INSTRUCTIONS TO FOLLOW =>
Keep the pictures out of the copy and repeat the records exactly.
··· MATERIAL PROVIDED
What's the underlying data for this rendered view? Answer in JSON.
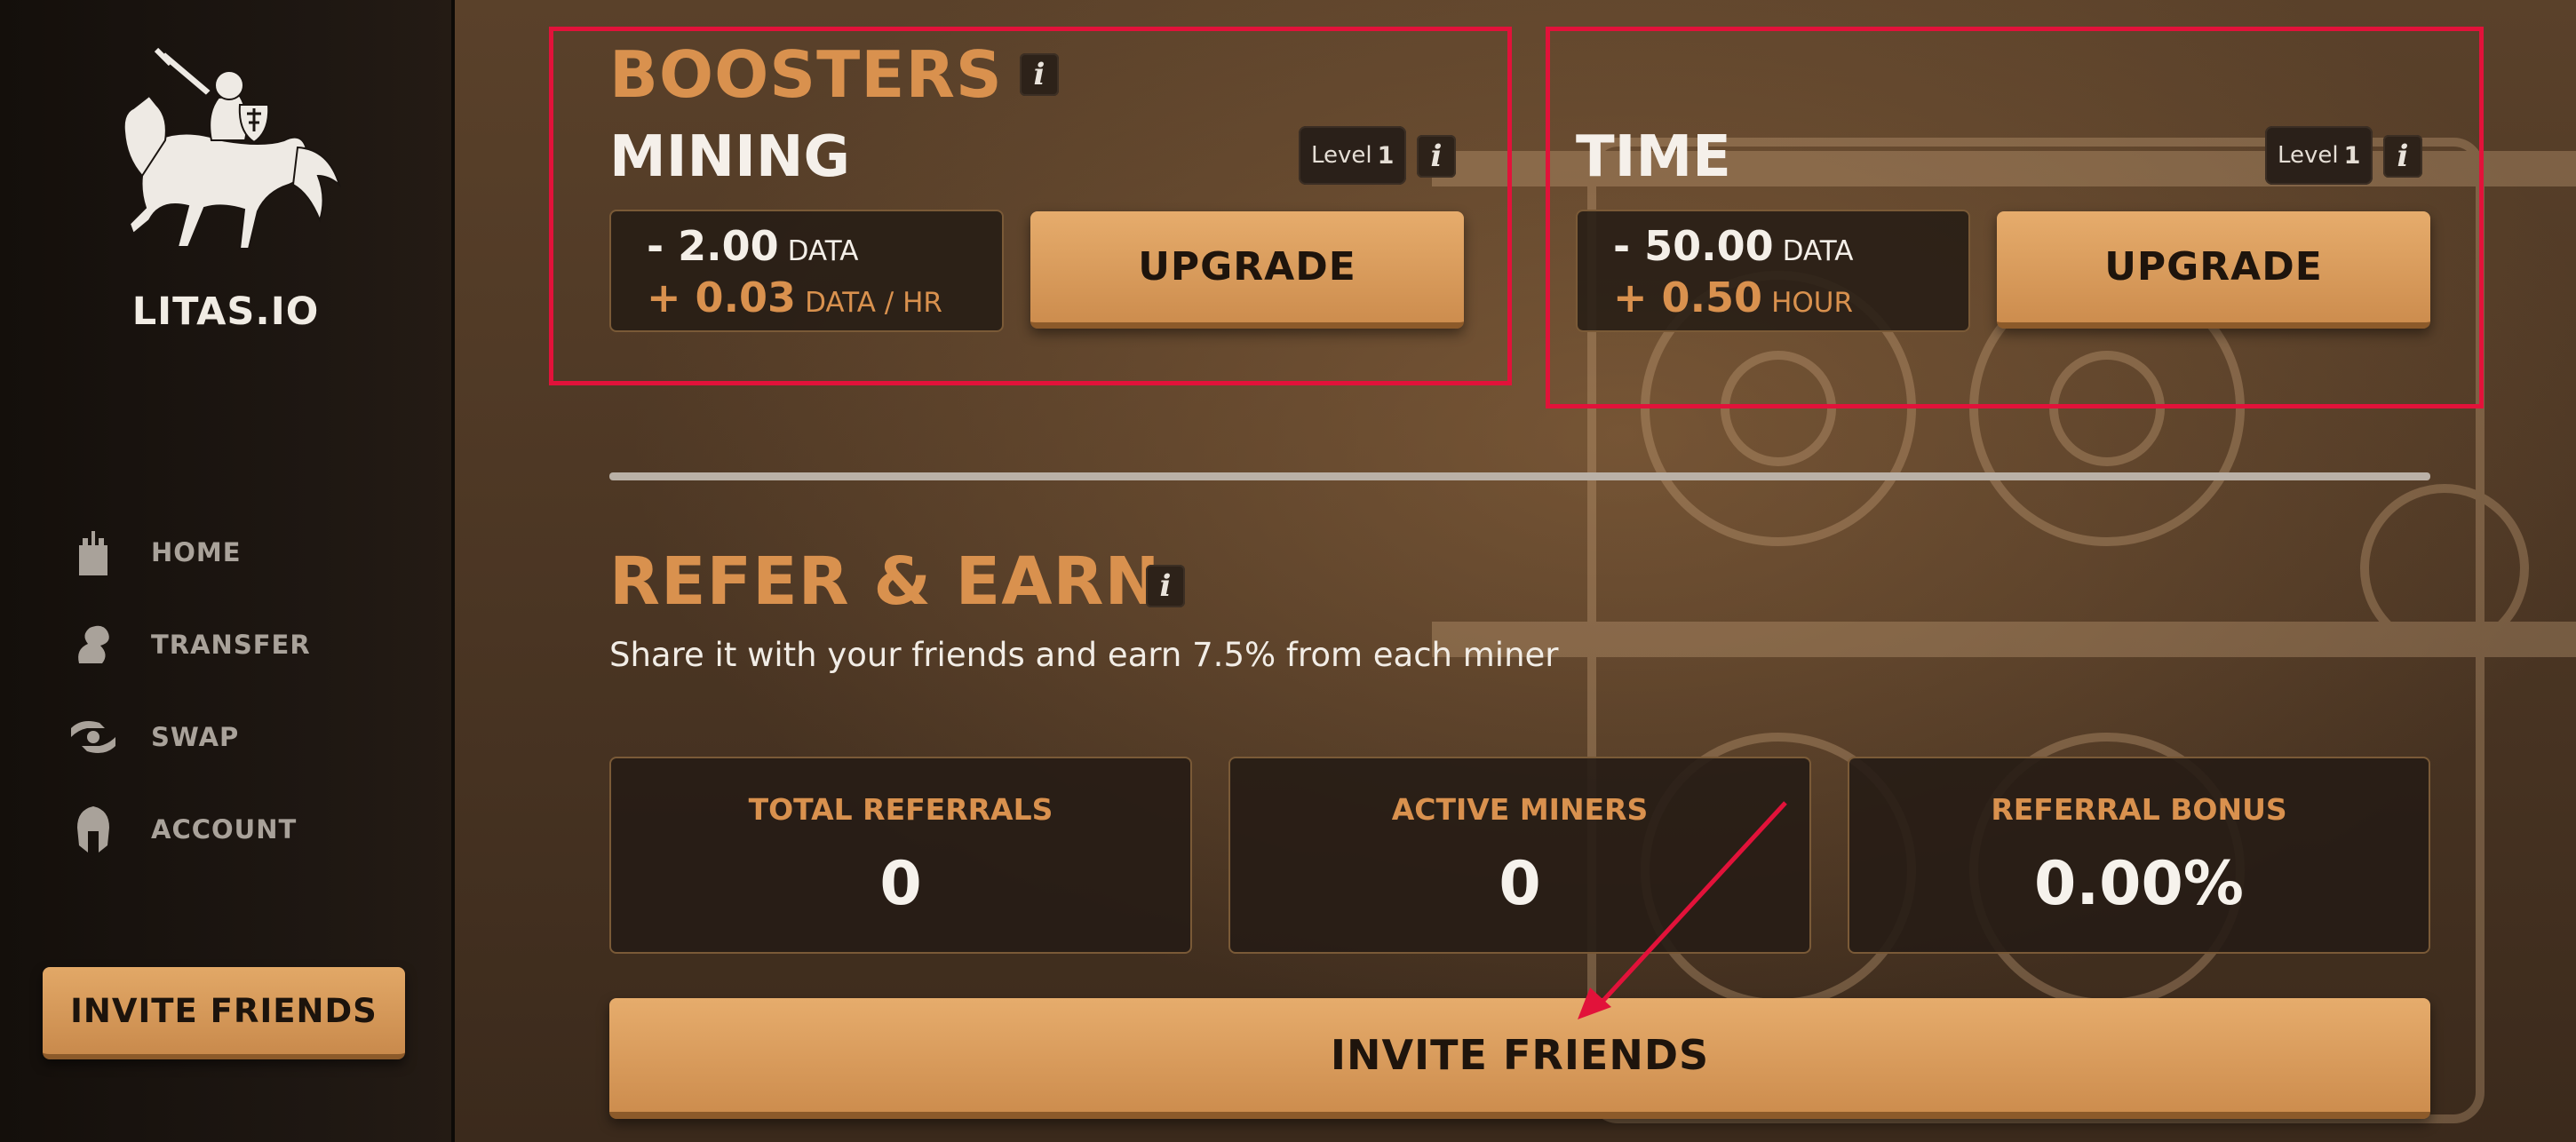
{
  "sidebar": {
    "brand": "LITAS.IO",
    "items": [
      {
        "label": "HOME",
        "icon": "castle-icon"
      },
      {
        "label": "TRANSFER",
        "icon": "transfer-icon"
      },
      {
        "label": "SWAP",
        "icon": "swap-icon"
      },
      {
        "label": "ACCOUNT",
        "icon": "helmet-icon"
      }
    ],
    "invite_label": "INVITE FRIENDS"
  },
  "boosters": {
    "title": "BOOSTERS",
    "info": "i",
    "mining": {
      "title": "MINING",
      "level_label": "Level",
      "level": "1",
      "cost": "- 2.00",
      "cost_unit": "DATA",
      "gain": "+ 0.03",
      "gain_unit": "DATA / HR",
      "upgrade_label": "UPGRADE"
    },
    "time": {
      "title": "TIME",
      "level_label": "Level",
      "level": "1",
      "cost": "- 50.00",
      "cost_unit": "DATA",
      "gain": "+ 0.50",
      "gain_unit": "HOUR",
      "upgrade_label": "UPGRADE"
    }
  },
  "refer": {
    "title": "REFER & EARN",
    "info": "i",
    "description": "Share it with your friends and earn 7.5% from each miner",
    "cards": [
      {
        "label": "TOTAL REFERRALS",
        "value": "0"
      },
      {
        "label": "ACTIVE MINERS",
        "value": "0"
      },
      {
        "label": "REFERRAL BONUS",
        "value": "0.00%"
      }
    ],
    "invite_label": "INVITE FRIENDS"
  },
  "colors": {
    "accent": "#d9914e",
    "button": "#cd8d4e",
    "highlight": "#e2123a"
  }
}
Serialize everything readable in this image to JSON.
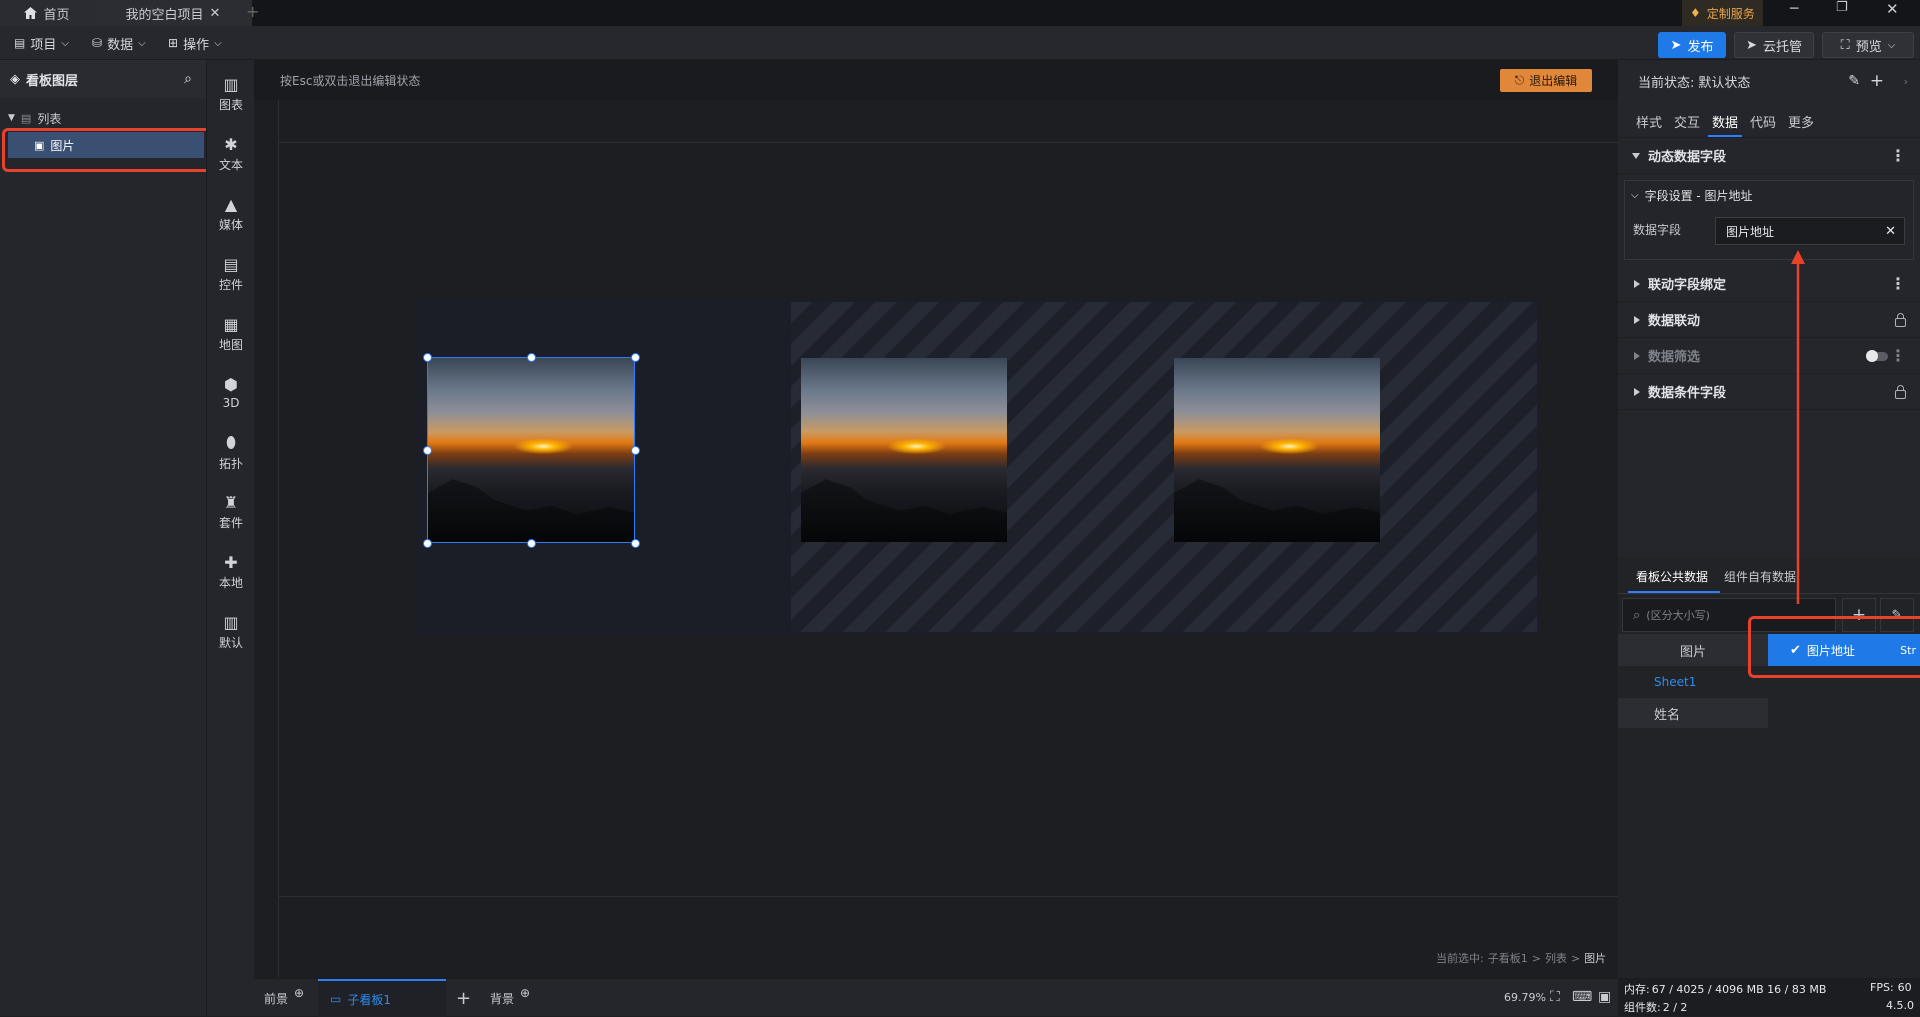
{
  "titlebar": {
    "tab_home": "首页",
    "tab_project": "我的空白项目",
    "custom_service": "定制服务"
  },
  "menubar": {
    "project": "项目",
    "data": "数据",
    "operate": "操作",
    "publish": "发布",
    "cloud": "云托管",
    "preview": "预览"
  },
  "layers": {
    "title": "看板图层",
    "list": "列表",
    "image": "图片"
  },
  "rail": [
    "图表",
    "文本",
    "媒体",
    "控件",
    "地图",
    "3D",
    "拓扑",
    "套件",
    "本地",
    "默认"
  ],
  "workspace": {
    "hint": "按Esc或双击退出编辑状态",
    "exit_edit": "退出编辑",
    "breadcrumb_prefix": "当前选中:",
    "crumb1": "子看板1",
    "crumb2": "列表",
    "crumb3": "图片"
  },
  "right": {
    "state_label": "当前状态:",
    "state_value": "默认状态",
    "tabs": [
      "样式",
      "交互",
      "数据",
      "代码",
      "更多"
    ],
    "dynamic_fields": "动态数据字段",
    "field_setting": "字段设置 - 图片地址",
    "data_field_label": "数据字段",
    "data_field_value": "图片地址",
    "sections": [
      "联动字段绑定",
      "数据联动",
      "数据筛选",
      "数据条件字段"
    ],
    "data_tabs": [
      "看板公共数据",
      "组件自有数据"
    ],
    "search_placeholder": "(区分大小写)",
    "list_head": "图片",
    "sheet": "Sheet1",
    "name_col": "姓名",
    "dropdown_option": "图片地址",
    "dropdown_extra": "Str"
  },
  "bottom": {
    "front": "前景",
    "subboard": "子看板1",
    "back": "背景",
    "zoom": "69.79%"
  },
  "status": {
    "mem_label": "内存:",
    "mem_value": "67 / 4025 / 4096 MB  16 / 83 MB",
    "fps_label": "FPS:",
    "fps_value": "60",
    "count_label": "组件数:",
    "count_value": "2 / 2",
    "version": "4.5.0"
  }
}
······
SOLUTION BELOW =>
What's the underlying data for this rendered view? Answer in JSON.
{
  "sidebar": {
    "brand": "LITAS.IO",
    "items": [
      {
        "label": "HOME",
        "icon": "castle-icon"
      },
      {
        "label": "TRANSFER",
        "icon": "transfer-icon"
      },
      {
        "label": "SWAP",
        "icon": "swap-icon"
      },
      {
        "label": "ACCOUNT",
        "icon": "helmet-icon"
      }
    ],
    "invite_label": "INVITE FRIENDS"
  },
  "boosters": {
    "title": "BOOSTERS",
    "info": "i",
    "mining": {
      "title": "MINING",
      "level_label": "Level",
      "level": "1",
      "cost": "- 2.00",
      "cost_unit": "DATA",
      "gain": "+ 0.03",
      "gain_unit": "DATA / HR",
      "upgrade_label": "UPGRADE"
    },
    "time": {
      "title": "TIME",
      "level_label": "Level",
      "level": "1",
      "cost": "- 50.00",
      "cost_unit": "DATA",
      "gain": "+ 0.50",
      "gain_unit": "HOUR",
      "upgrade_label": "UPGRADE"
    }
  },
  "refer": {
    "title": "REFER & EARN",
    "info": "i",
    "description": "Share it with your friends and earn 7.5% from each miner",
    "cards": [
      {
        "label": "TOTAL REFERRALS",
        "value": "0"
      },
      {
        "label": "ACTIVE MINERS",
        "value": "0"
      },
      {
        "label": "REFERRAL BONUS",
        "value": "0.00%"
      }
    ],
    "invite_label": "INVITE FRIENDS"
  },
  "colors": {
    "accent": "#d9914e",
    "button": "#cd8d4e",
    "highlight": "#e2123a"
  }
}
Serialize everything readable in this image to JSON.
{
  "titlebar": {
    "tab_home": "首页",
    "tab_project": "我的空白项目",
    "custom_service": "定制服务"
  },
  "menubar": {
    "project": "项目",
    "data": "数据",
    "operate": "操作",
    "publish": "发布",
    "cloud": "云托管",
    "preview": "预览"
  },
  "layers": {
    "title": "看板图层",
    "list": "列表",
    "image": "图片"
  },
  "rail": [
    "图表",
    "文本",
    "媒体",
    "控件",
    "地图",
    "3D",
    "拓扑",
    "套件",
    "本地",
    "默认"
  ],
  "workspace": {
    "hint": "按Esc或双击退出编辑状态",
    "exit_edit": "退出编辑",
    "breadcrumb_prefix": "当前选中:",
    "crumb1": "子看板1",
    "crumb2": "列表",
    "crumb3": "图片"
  },
  "right": {
    "state_label": "当前状态:",
    "state_value": "默认状态",
    "tabs": [
      "样式",
      "交互",
      "数据",
      "代码",
      "更多"
    ],
    "dynamic_fields": "动态数据字段",
    "field_setting": "字段设置 - 图片地址",
    "data_field_label": "数据字段",
    "data_field_value": "图片地址",
    "sections": [
      "联动字段绑定",
      "数据联动",
      "数据筛选",
      "数据条件字段"
    ],
    "data_tabs": [
      "看板公共数据",
      "组件自有数据"
    ],
    "search_placeholder": "(区分大小写)",
    "list_head": "图片",
    "sheet": "Sheet1",
    "name_col": "姓名",
    "dropdown_option": "图片地址",
    "dropdown_extra": "Str"
  },
  "bottom": {
    "front": "前景",
    "subboard": "子看板1",
    "back": "背景",
    "zoom": "69.79%"
  },
  "status": {
    "mem_label": "内存:",
    "mem_value": "67 / 4025 / 4096 MB  16 / 83 MB",
    "fps_label": "FPS:",
    "fps_value": "60",
    "count_label": "组件数:",
    "count_value": "2 / 2",
    "version": "4.5.0"
  }
}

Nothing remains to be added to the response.